# REQUIRED WORK
Repeat the data verbatim.
## start STORED DATA
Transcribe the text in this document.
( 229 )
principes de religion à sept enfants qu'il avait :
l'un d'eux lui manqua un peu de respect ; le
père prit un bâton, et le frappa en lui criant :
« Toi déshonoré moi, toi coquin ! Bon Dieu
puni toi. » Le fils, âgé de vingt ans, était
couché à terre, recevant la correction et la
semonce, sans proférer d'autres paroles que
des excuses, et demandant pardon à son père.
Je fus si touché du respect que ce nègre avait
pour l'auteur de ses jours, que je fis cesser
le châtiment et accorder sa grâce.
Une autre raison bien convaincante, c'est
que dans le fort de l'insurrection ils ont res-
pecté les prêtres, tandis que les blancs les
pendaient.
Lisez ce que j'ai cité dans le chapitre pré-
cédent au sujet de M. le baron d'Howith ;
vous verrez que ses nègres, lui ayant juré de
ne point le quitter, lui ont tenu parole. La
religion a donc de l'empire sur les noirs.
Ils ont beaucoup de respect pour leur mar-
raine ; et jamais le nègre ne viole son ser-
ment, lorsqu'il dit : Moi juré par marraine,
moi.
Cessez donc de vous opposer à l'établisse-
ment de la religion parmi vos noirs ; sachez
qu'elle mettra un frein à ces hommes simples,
## end STORED DATA
# EXERCISE RESPONSE
Transcribe the text in this document.
( 229 )
principes de religion à sept enfants qu'il avait :
l'un d'eux lui manqua un peu de respect ; le
père prit un bâton, et le frappa en lui criant :
« Toi déshonoré moi, toi coquin ! Bon Dieu
puni toi. » Le fils, âgé de vingt ans, était
couché à terre, recevant la correction et la
semonce, sans proférer d'autres paroles que
des excuses, et demandant pardon à son père.
Je fus si touché du respect que ce nègre avait
pour l'auteur de ses jours, que je fis cesser
le châtiment et accorder sa grâce.
Une autre raison bien convaincante, c'est
que dans le fort de l'insurrection ils ont res-
pecté les prêtres, tandis que les blancs les
pendaient.
Lisez ce que j'ai cité dans le chapitre pré-
cédent au sujet de M. le baron d'Howith ;
vous verrez que ses nègres, lui ayant juré de
ne point le quitter, lui ont tenu parole. La
religion a donc de l'empire sur les noirs.
Ils ont beaucoup de respect pour leur mar-
raine ; et jamais le nègre ne viole son ser-
ment, lorsqu'il dit : Moi juré par marraine,
moi.
Cessez donc de vous opposer à l'établisse-
ment de la religion parmi vos noirs ; sachez
qu'elle mettra un frein à ces hommes simples,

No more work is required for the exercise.